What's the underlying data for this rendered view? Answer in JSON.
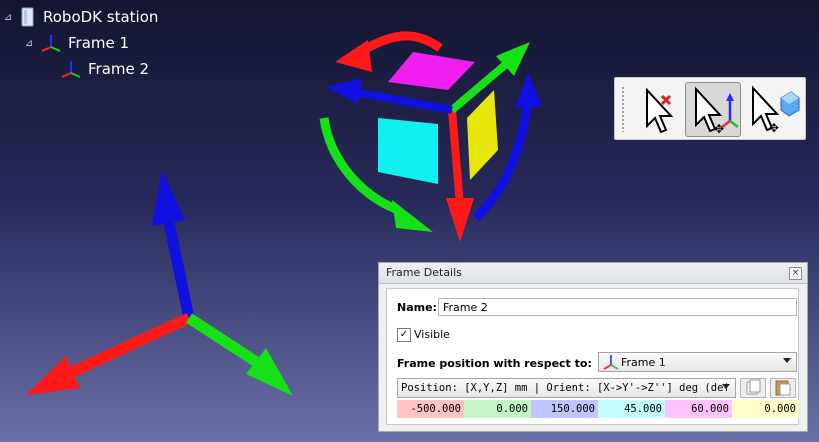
{
  "tree": {
    "station": {
      "label": "RoboDK station",
      "icon": "station-icon"
    },
    "frame1": {
      "label": "Frame 1",
      "icon": "reference-frame-icon"
    },
    "frame2": {
      "label": "Frame 2",
      "icon": "reference-frame-icon"
    }
  },
  "toolbar": {
    "buttons": [
      {
        "name": "select-none-cursor",
        "icon": "cursor-delete-icon",
        "active": false
      },
      {
        "name": "move-reference-cursor",
        "icon": "cursor-move-frame-icon",
        "active": true
      },
      {
        "name": "move-object-cursor",
        "icon": "cursor-move-object-icon",
        "active": false
      }
    ]
  },
  "panel": {
    "title": "Frame Details",
    "close": "×",
    "name_label": "Name:",
    "name_value": "Frame 2",
    "visible_label": "Visible",
    "visible_checked": "✓",
    "position_label": "Frame position with respect to:",
    "reference": "Frame 1",
    "format": "Position: [X,Y,Z] mm | Orient: [X->Y'->Z''] deg (def",
    "values": [
      "-500.000",
      "0.000",
      "150.000",
      "45.000",
      "60.000",
      "0.000"
    ]
  },
  "colors": {
    "x_axis": "#ff1a1a",
    "y_axis": "#16e016",
    "z_axis": "#1010e0",
    "cube_magenta": "#f01ff0",
    "cube_cyan": "#10f0f0",
    "cube_yellow": "#e6e60a",
    "cell_x": "#ffc4c4",
    "cell_y": "#c4f5c4",
    "cell_z": "#c0c4ff",
    "cell_rx": "#c4ffff",
    "cell_ry": "#ffc4ff",
    "cell_rz": "#ffffc8"
  }
}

-*-

## [THE EXERCISE]
Quote the material in full and exactly; do not carry over its pictures.

## [SOLUTION TO THIS PROBLEM]
What's the underlying data for this rendered view? Answer in JSON.
{
  "tree": {
    "station": {
      "label": "RoboDK station",
      "icon": "station-icon"
    },
    "frame1": {
      "label": "Frame 1",
      "icon": "reference-frame-icon"
    },
    "frame2": {
      "label": "Frame 2",
      "icon": "reference-frame-icon"
    }
  },
  "toolbar": {
    "buttons": [
      {
        "name": "select-none-cursor",
        "icon": "cursor-delete-icon",
        "active": false
      },
      {
        "name": "move-reference-cursor",
        "icon": "cursor-move-frame-icon",
        "active": true
      },
      {
        "name": "move-object-cursor",
        "icon": "cursor-move-object-icon",
        "active": false
      }
    ]
  },
  "panel": {
    "title": "Frame Details",
    "close": "×",
    "name_label": "Name:",
    "name_value": "Frame 2",
    "visible_label": "Visible",
    "visible_checked": "✓",
    "position_label": "Frame position with respect to:",
    "reference": "Frame 1",
    "format": "Position: [X,Y,Z] mm | Orient: [X->Y'->Z''] deg (def",
    "values": [
      "-500.000",
      "0.000",
      "150.000",
      "45.000",
      "60.000",
      "0.000"
    ]
  },
  "colors": {
    "x_axis": "#ff1a1a",
    "y_axis": "#16e016",
    "z_axis": "#1010e0",
    "cube_magenta": "#f01ff0",
    "cube_cyan": "#10f0f0",
    "cube_yellow": "#e6e60a",
    "cell_x": "#ffc4c4",
    "cell_y": "#c4f5c4",
    "cell_z": "#c0c4ff",
    "cell_rx": "#c4ffff",
    "cell_ry": "#ffc4ff",
    "cell_rz": "#ffffc8"
  }
}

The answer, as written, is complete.